*The problem*. Once the pictures are removed, return each record below exactly as written.

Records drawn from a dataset
______________________________
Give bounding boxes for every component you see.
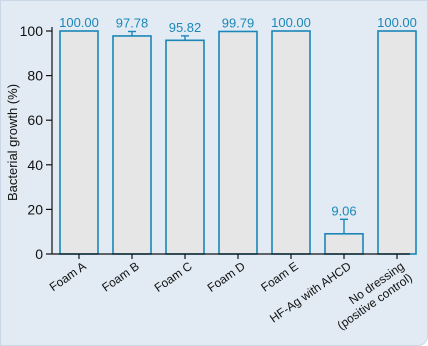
bar: [218, 30, 258, 255]
data-label: 100.00: [377, 15, 417, 30]
x-axis: Foam A Foam B Foam C Foam D Foam EHF-Ag with…: [47, 253, 415, 332]
y-axis-title: Bacterial growth (%): [5, 84, 20, 201]
x-tick-label: Foam E: [258, 259, 300, 295]
y-tick-label: 40: [27, 157, 43, 173]
bars: 100.00 97.78 95.82 99.79 100.00 9.06 100.00: [59, 15, 417, 255]
bar: [165, 39, 205, 255]
y-tick-label: 20: [27, 201, 43, 217]
y-tick-label: 60: [27, 112, 43, 128]
x-tick-label: Foam A: [47, 259, 89, 294]
bar: [59, 30, 99, 255]
y-tick-label: 80: [27, 68, 43, 84]
data-label: 99.79: [222, 15, 255, 30]
x-tick-label: Foam C: [152, 259, 195, 295]
y-axis: 0 20 40 60 80 100: [20, 23, 53, 262]
data-label: 9.06: [331, 203, 356, 218]
data-label: 97.78: [116, 15, 149, 30]
bar: [377, 30, 417, 255]
bar: [324, 232, 364, 255]
y-tick-label: 0: [35, 246, 43, 262]
data-label: 100.00: [271, 15, 311, 30]
bar: [271, 30, 311, 255]
x-tick-label: Foam B: [99, 259, 141, 295]
y-tick-label: 100: [20, 23, 44, 39]
data-label: 95.82: [169, 20, 202, 35]
x-tick-label: Foam D: [205, 259, 248, 295]
bar: [112, 35, 152, 255]
data-label: 100.00: [59, 15, 99, 30]
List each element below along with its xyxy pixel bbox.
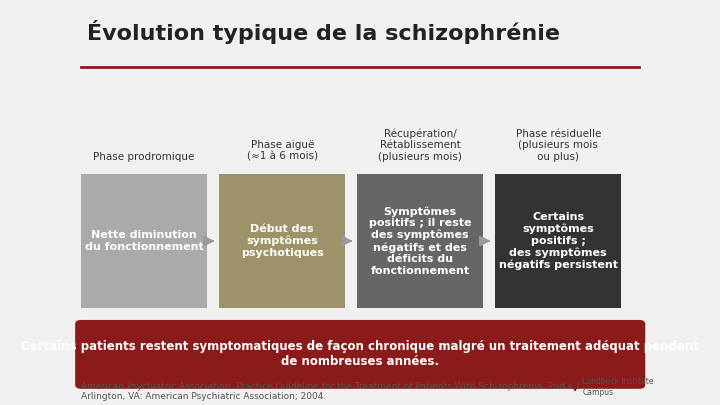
Text: Certains patients restent symptomatiques de façon chronique malgré un traitement: Certains patients restent symptomatiques… <box>22 340 699 369</box>
FancyBboxPatch shape <box>495 174 621 308</box>
Text: Lundbeck Institute
Campus: Lundbeck Institute Campus <box>582 377 654 397</box>
Text: Phase résiduelle
(plusieurs mois
ou plus): Phase résiduelle (plusieurs mois ou plus… <box>516 129 601 162</box>
Text: Certains
symptômes
positifs ;
des symptômes
négatifs persistent: Certains symptômes positifs ; des symptô… <box>499 212 618 270</box>
Text: American Psychiatric Association. Practice Guideline for the Treatment of Patien: American Psychiatric Association. Practi… <box>81 382 582 401</box>
FancyBboxPatch shape <box>219 174 345 308</box>
FancyBboxPatch shape <box>81 174 207 308</box>
Text: Nette diminution
du fonctionnement: Nette diminution du fonctionnement <box>85 230 204 252</box>
Text: Phase prodromique: Phase prodromique <box>94 152 195 162</box>
Text: Symptômes
positifs ; il reste
des symptômes
négatifs et des
déficits du
fonction: Symptômes positifs ; il reste des symptô… <box>369 206 472 276</box>
FancyBboxPatch shape <box>357 174 483 308</box>
Text: Récupération/
Rétablissement
(plusieurs mois): Récupération/ Rétablissement (plusieurs … <box>378 128 462 162</box>
FancyBboxPatch shape <box>75 320 645 389</box>
Text: Début des
symptômes
psychotiques: Début des symptômes psychotiques <box>240 224 323 258</box>
Text: Évolution typique de la schizophrénie: Évolution typique de la schizophrénie <box>87 20 560 44</box>
Text: Phase aiguë
(≈1 à 6 mois): Phase aiguë (≈1 à 6 mois) <box>247 141 318 162</box>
______________________________
*Reply to the task*.
Give bounding boxes for every component you see.
bar: [218, 30, 258, 255]
data-label: 100.00: [377, 15, 417, 30]
x-axis: Foam A Foam B Foam C Foam D Foam EHF-Ag with…: [47, 253, 415, 332]
y-axis-title: Bacterial growth (%): [5, 84, 20, 201]
x-tick-label: Foam E: [258, 259, 300, 295]
y-tick-label: 40: [27, 157, 43, 173]
bars: 100.00 97.78 95.82 99.79 100.00 9.06 100.00: [59, 15, 417, 255]
bar: [165, 39, 205, 255]
y-tick-label: 20: [27, 201, 43, 217]
y-tick-label: 60: [27, 112, 43, 128]
x-tick-label: Foam A: [47, 259, 89, 294]
bar: [59, 30, 99, 255]
y-tick-label: 80: [27, 68, 43, 84]
data-label: 99.79: [222, 15, 255, 30]
x-tick-label: Foam C: [152, 259, 195, 295]
y-axis: 0 20 40 60 80 100: [20, 23, 53, 262]
data-label: 9.06: [331, 203, 356, 218]
data-label: 97.78: [116, 15, 149, 30]
bar: [377, 30, 417, 255]
bar: [324, 232, 364, 255]
y-tick-label: 0: [35, 246, 43, 262]
data-label: 100.00: [271, 15, 311, 30]
bar: [271, 30, 311, 255]
x-tick-label: Foam B: [99, 259, 141, 295]
y-tick-label: 100: [20, 23, 44, 39]
data-label: 95.82: [169, 20, 202, 35]
x-tick-label: Foam D: [205, 259, 248, 295]
bar: [112, 35, 152, 255]
data-label: 100.00: [59, 15, 99, 30]
List each element below along with its xyxy pixel bbox.
Text: Certains patients restent symptomatiques de façon chronique malgré un traitement: Certains patients restent symptomatiques… <box>22 340 699 369</box>
FancyBboxPatch shape <box>495 174 621 308</box>
Text: Lundbeck Institute
Campus: Lundbeck Institute Campus <box>582 377 654 397</box>
Text: Phase résiduelle
(plusieurs mois
ou plus): Phase résiduelle (plusieurs mois ou plus… <box>516 129 601 162</box>
Text: Certains
symptômes
positifs ;
des symptômes
négatifs persistent: Certains symptômes positifs ; des symptô… <box>499 212 618 270</box>
Text: American Psychiatric Association. Practice Guideline for the Treatment of Patien: American Psychiatric Association. Practi… <box>81 382 582 401</box>
FancyBboxPatch shape <box>219 174 345 308</box>
FancyBboxPatch shape <box>81 174 207 308</box>
Text: Nette diminution
du fonctionnement: Nette diminution du fonctionnement <box>85 230 204 252</box>
Text: Phase prodromique: Phase prodromique <box>94 152 195 162</box>
Text: Symptômes
positifs ; il reste
des symptômes
négatifs et des
déficits du
fonction: Symptômes positifs ; il reste des symptô… <box>369 206 472 276</box>
FancyBboxPatch shape <box>357 174 483 308</box>
Text: Récupération/
Rétablissement
(plusieurs mois): Récupération/ Rétablissement (plusieurs … <box>378 128 462 162</box>
FancyBboxPatch shape <box>75 320 645 389</box>
Text: Début des
symptômes
psychotiques: Début des symptômes psychotiques <box>240 224 323 258</box>
Text: Évolution typique de la schizophrénie: Évolution typique de la schizophrénie <box>87 20 560 44</box>
Text: Phase aiguë
(≈1 à 6 mois): Phase aiguë (≈1 à 6 mois) <box>247 141 318 162</box>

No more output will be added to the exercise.